_Records supplied_:

Begin

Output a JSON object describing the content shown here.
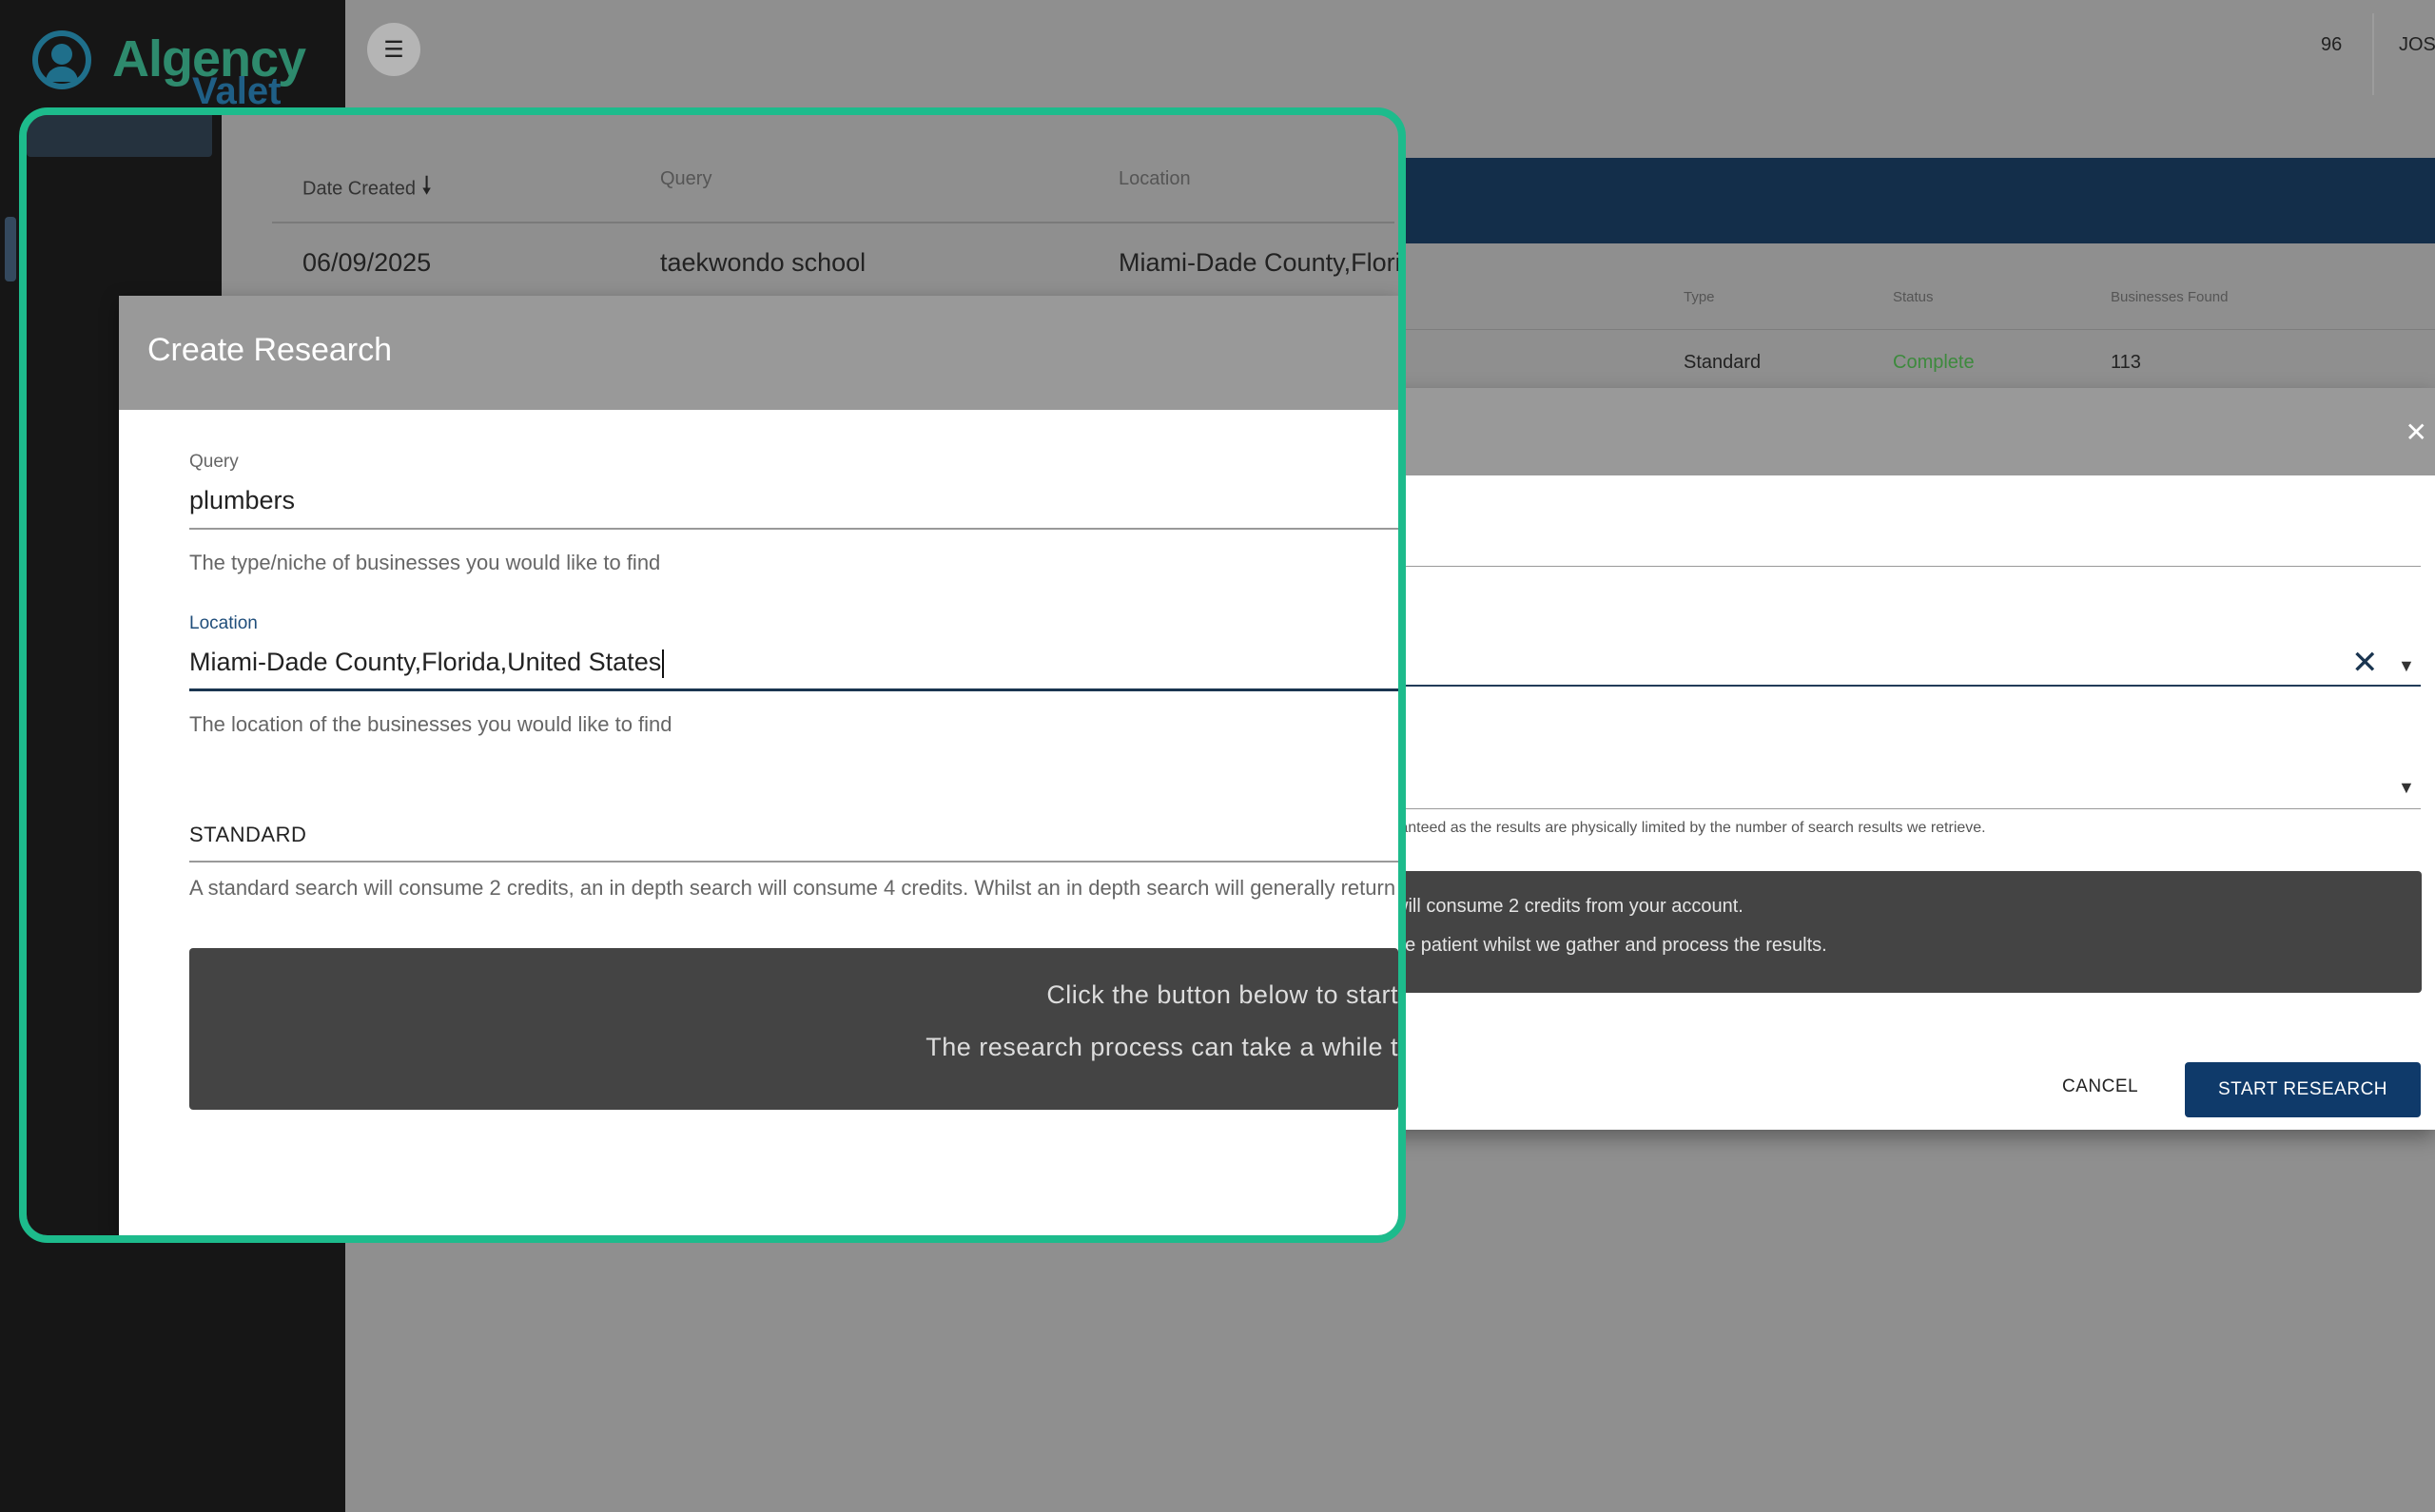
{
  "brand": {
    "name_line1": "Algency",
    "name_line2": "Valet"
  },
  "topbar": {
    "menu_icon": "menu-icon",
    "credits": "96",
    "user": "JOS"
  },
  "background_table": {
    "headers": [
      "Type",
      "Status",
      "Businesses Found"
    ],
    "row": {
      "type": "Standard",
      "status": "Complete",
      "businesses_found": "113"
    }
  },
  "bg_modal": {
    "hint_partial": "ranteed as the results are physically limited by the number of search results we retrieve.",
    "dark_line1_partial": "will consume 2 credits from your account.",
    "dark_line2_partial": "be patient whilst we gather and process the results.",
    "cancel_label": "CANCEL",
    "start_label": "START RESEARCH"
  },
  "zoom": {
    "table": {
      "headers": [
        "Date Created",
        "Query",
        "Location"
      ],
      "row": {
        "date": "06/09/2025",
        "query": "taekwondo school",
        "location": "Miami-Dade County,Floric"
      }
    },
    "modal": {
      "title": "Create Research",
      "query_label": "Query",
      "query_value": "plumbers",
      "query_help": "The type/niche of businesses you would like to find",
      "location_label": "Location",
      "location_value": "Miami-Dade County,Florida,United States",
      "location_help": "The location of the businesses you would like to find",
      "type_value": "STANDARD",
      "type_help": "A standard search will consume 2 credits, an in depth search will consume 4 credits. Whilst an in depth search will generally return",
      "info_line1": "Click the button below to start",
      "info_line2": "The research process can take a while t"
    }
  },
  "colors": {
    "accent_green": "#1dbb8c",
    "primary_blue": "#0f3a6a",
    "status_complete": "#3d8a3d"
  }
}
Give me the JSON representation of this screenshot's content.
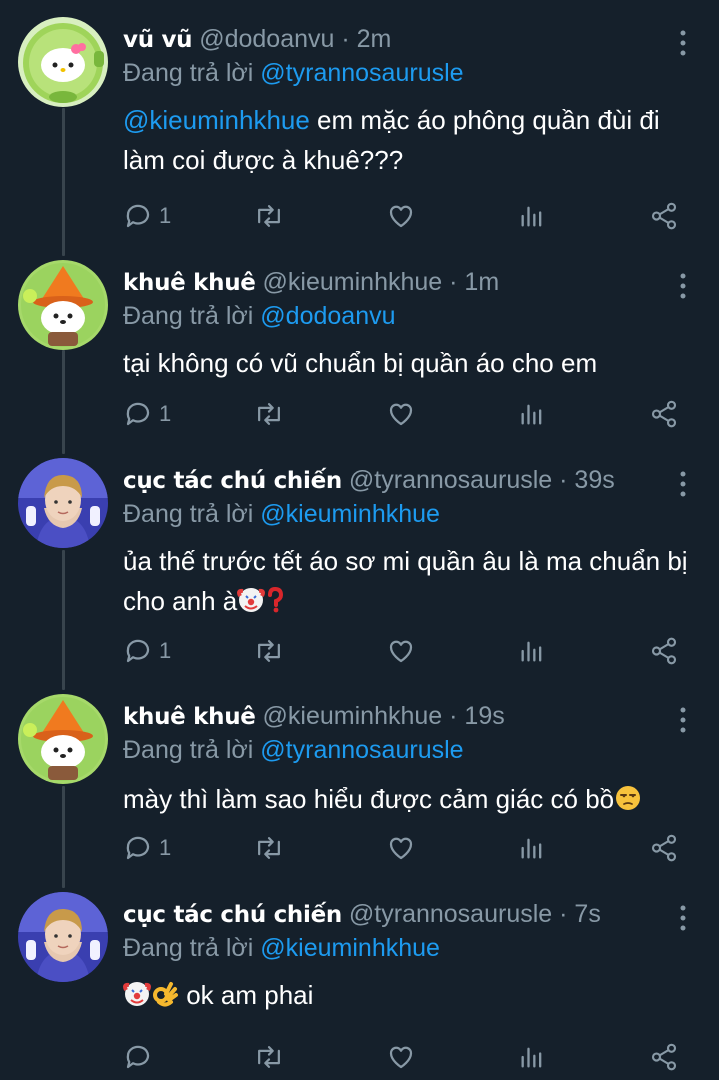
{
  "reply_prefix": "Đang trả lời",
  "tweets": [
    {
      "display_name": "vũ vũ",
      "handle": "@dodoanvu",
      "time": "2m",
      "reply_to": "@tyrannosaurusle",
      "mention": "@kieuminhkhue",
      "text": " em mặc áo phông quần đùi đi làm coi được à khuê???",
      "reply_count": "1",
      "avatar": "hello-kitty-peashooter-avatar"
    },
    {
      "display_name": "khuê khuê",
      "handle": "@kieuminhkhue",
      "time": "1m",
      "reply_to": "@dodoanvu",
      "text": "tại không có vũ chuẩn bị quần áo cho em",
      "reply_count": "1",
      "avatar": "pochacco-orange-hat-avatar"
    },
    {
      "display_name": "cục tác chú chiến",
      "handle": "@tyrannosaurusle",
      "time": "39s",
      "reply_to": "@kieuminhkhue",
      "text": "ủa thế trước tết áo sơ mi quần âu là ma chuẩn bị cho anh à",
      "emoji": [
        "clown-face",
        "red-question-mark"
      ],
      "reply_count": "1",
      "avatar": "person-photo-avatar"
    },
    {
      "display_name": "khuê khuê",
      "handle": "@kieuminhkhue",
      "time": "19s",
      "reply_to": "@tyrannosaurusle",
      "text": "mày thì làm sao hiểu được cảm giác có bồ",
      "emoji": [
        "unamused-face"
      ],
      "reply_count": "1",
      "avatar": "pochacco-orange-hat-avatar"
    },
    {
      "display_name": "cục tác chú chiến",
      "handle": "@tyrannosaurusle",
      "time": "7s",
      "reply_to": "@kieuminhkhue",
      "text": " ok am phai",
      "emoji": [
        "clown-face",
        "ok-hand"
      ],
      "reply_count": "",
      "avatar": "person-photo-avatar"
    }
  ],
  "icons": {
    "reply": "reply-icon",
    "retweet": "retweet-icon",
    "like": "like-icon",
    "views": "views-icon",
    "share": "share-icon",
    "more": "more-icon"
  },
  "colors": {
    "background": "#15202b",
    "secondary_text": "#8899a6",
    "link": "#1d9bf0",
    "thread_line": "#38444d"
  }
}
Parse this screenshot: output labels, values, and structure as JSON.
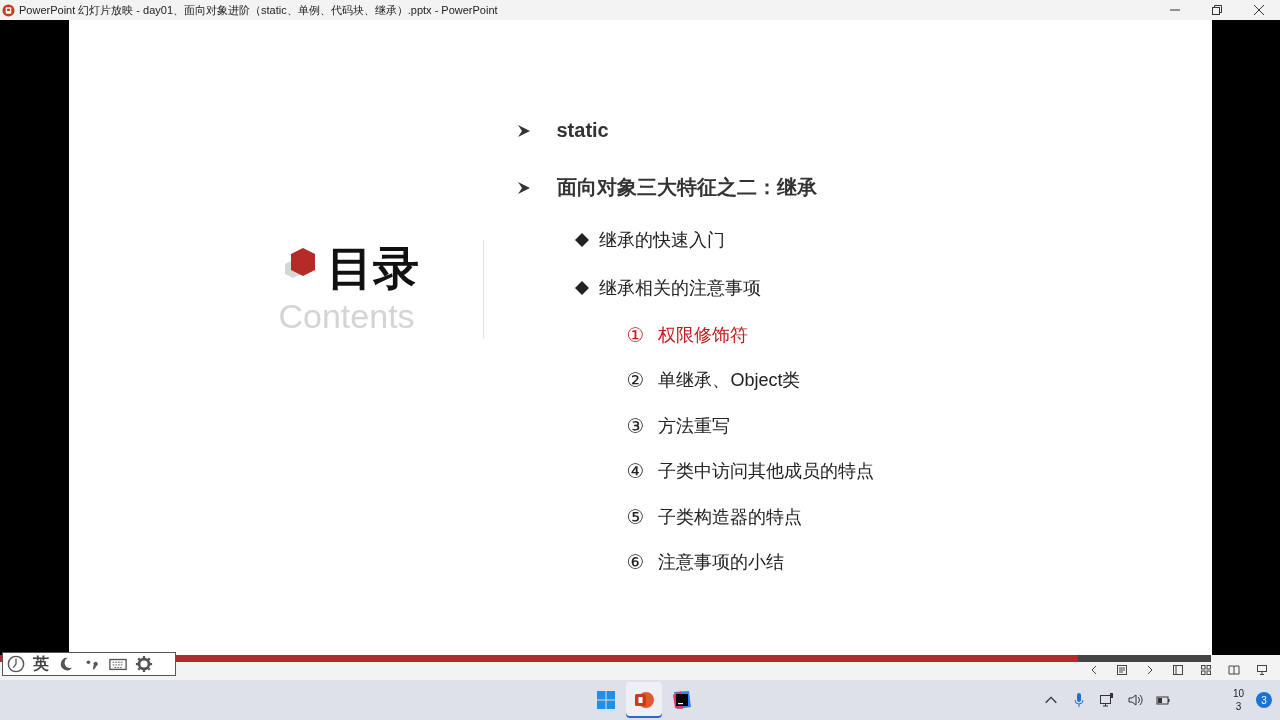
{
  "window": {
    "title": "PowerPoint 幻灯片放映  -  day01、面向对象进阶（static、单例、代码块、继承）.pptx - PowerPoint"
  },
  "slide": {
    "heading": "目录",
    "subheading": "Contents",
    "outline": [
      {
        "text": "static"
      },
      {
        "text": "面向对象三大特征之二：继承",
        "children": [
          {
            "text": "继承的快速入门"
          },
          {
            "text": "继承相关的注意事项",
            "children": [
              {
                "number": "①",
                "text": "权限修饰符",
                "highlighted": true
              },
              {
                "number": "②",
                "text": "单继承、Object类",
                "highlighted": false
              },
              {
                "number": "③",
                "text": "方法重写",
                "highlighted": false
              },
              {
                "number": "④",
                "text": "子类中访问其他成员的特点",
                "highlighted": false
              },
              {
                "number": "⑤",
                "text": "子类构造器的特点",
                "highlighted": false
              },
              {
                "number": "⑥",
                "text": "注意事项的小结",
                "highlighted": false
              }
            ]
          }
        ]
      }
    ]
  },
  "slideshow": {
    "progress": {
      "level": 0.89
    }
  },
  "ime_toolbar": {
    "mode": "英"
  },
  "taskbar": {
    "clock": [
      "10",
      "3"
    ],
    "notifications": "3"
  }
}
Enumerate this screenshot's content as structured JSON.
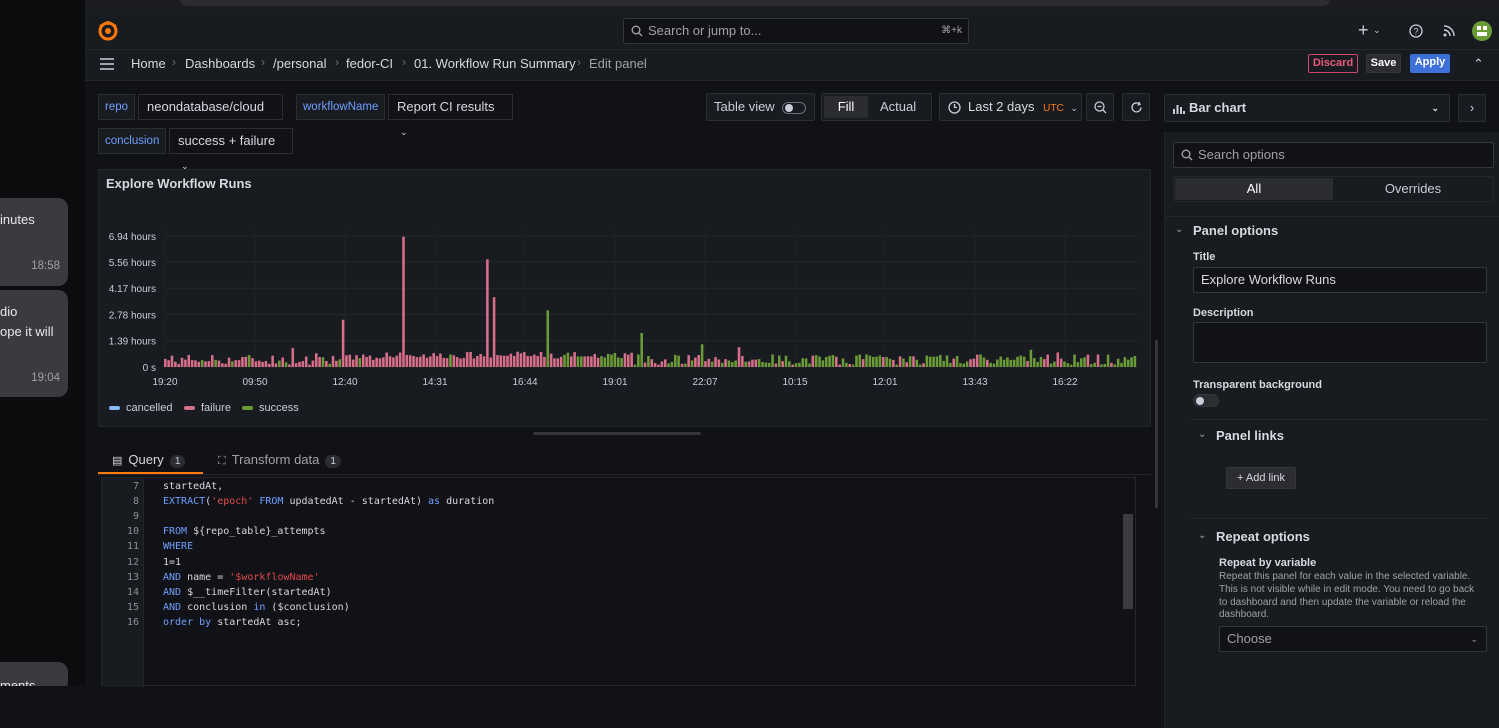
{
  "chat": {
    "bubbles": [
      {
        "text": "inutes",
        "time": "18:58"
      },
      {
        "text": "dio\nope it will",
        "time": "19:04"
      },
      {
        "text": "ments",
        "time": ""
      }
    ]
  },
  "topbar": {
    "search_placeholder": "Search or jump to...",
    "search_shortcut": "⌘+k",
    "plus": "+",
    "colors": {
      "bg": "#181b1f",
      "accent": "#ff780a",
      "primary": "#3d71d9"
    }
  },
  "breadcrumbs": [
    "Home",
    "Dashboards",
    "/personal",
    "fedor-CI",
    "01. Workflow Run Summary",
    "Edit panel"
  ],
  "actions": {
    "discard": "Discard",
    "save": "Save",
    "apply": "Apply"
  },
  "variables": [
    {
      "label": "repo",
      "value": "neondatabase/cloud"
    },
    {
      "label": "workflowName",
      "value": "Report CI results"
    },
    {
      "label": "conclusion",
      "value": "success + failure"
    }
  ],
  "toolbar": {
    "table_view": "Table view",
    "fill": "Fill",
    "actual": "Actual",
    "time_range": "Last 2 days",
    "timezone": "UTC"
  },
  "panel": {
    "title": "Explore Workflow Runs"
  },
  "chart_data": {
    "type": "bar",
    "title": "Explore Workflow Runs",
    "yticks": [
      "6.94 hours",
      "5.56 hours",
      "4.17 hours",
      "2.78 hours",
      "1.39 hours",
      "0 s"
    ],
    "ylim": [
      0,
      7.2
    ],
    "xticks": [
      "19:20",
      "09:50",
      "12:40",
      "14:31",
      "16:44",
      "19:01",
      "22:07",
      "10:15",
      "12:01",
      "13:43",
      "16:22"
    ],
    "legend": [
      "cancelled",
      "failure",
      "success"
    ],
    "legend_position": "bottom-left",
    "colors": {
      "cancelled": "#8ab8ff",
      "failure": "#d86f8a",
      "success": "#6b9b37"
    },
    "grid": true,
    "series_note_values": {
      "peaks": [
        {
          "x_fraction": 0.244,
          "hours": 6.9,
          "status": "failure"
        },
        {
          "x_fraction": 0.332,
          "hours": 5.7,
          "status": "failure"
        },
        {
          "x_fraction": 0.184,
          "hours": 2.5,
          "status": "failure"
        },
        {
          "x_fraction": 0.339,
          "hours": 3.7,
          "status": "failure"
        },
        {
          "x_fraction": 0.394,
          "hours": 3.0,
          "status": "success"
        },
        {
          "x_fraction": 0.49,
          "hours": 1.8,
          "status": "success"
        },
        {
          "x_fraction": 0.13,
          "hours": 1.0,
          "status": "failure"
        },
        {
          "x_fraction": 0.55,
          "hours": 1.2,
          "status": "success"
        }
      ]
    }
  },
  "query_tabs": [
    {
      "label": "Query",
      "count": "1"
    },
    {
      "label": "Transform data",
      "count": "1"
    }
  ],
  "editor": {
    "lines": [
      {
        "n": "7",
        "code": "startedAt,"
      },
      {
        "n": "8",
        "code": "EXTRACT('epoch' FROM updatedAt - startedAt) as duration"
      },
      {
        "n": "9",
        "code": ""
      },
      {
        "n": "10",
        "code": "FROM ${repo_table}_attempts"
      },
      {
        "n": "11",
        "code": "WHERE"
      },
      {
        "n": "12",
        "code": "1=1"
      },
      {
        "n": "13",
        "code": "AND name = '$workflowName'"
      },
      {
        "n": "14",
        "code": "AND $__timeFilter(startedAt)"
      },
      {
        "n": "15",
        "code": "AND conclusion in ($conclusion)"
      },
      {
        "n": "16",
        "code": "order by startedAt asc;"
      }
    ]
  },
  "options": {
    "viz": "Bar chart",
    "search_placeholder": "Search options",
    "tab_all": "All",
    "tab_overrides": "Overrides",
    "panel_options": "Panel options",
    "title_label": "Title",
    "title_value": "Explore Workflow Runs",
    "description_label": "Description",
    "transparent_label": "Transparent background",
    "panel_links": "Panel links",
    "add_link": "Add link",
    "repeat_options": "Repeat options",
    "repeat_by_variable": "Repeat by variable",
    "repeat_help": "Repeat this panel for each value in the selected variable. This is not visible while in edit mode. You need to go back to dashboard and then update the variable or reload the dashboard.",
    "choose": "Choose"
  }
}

End

_Task brief_: Only lines that contain the word "mode" are wanted; copy each of them.

_Problem solution_:
    "mode": "英"
    "repeat_help": "Repeat this panel for each value in the selected variable. This is not visible while in edit mode. You need to go back to dashboard and then update the variable or reload the dashboard.",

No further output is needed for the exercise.